Pick out every line below that contains the word "image", and copy each one in full.

[Element placement data]
══════
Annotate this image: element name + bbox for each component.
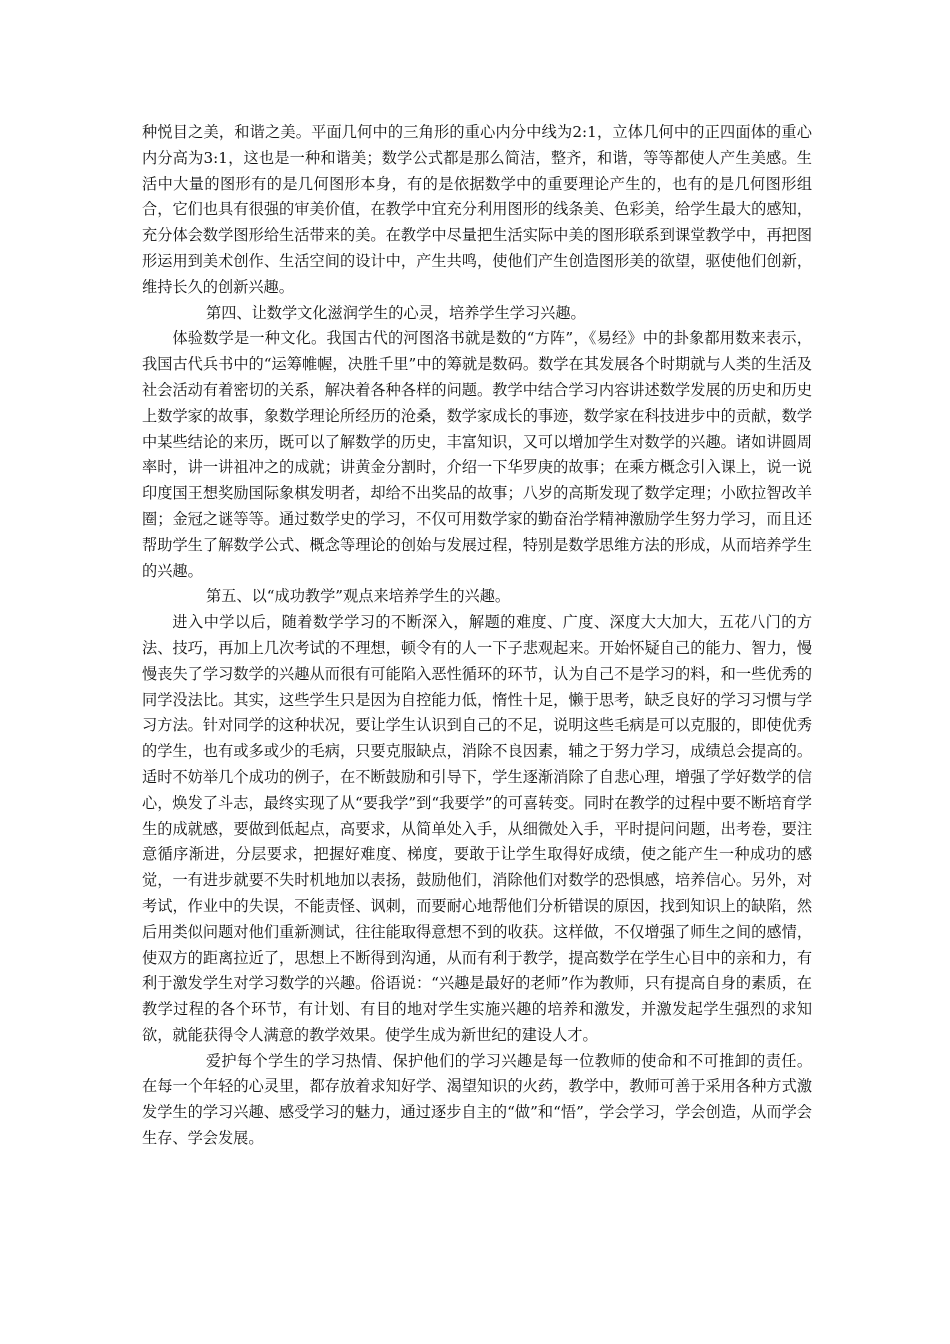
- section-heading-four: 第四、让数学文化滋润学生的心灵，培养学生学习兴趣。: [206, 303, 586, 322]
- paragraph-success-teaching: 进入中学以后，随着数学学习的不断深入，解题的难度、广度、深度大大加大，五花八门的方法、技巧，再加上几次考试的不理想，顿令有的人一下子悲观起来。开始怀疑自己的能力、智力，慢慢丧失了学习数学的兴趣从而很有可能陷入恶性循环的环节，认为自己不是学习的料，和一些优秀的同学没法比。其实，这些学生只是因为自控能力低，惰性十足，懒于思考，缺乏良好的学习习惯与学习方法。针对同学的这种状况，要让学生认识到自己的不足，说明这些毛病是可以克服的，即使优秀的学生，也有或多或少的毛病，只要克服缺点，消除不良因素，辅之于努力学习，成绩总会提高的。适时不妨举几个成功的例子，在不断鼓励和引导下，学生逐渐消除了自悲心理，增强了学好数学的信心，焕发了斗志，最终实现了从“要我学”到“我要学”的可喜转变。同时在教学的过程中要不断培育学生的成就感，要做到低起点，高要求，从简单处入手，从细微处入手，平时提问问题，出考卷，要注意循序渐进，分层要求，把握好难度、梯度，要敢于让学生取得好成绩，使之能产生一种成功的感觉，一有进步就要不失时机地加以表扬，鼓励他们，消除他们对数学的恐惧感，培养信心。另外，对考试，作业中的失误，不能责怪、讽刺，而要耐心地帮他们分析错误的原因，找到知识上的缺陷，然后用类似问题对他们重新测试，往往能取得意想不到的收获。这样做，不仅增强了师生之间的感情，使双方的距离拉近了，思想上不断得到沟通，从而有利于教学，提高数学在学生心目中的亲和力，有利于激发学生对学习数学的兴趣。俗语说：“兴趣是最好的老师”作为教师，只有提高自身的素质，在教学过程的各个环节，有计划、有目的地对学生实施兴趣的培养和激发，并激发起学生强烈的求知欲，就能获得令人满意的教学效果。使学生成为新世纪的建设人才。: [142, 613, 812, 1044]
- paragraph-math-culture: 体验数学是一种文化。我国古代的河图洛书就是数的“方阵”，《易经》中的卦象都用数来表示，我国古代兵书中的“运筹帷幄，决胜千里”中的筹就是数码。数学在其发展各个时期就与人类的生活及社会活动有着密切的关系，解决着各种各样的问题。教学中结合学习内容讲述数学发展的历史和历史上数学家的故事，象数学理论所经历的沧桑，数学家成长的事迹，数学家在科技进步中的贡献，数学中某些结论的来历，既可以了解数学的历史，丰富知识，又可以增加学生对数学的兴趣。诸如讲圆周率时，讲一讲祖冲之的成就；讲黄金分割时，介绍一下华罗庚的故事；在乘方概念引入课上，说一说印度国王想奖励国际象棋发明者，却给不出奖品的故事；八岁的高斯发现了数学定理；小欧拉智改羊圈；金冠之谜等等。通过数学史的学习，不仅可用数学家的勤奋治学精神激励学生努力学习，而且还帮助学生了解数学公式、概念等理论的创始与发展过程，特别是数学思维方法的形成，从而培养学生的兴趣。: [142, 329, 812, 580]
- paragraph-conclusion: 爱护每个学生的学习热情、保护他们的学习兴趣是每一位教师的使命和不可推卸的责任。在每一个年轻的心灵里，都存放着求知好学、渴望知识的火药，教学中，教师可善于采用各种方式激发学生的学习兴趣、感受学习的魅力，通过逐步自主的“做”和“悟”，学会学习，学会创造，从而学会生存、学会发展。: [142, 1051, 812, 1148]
══════
COMPLETE ANSWER:
Annotate this image: element name + bbox for each component.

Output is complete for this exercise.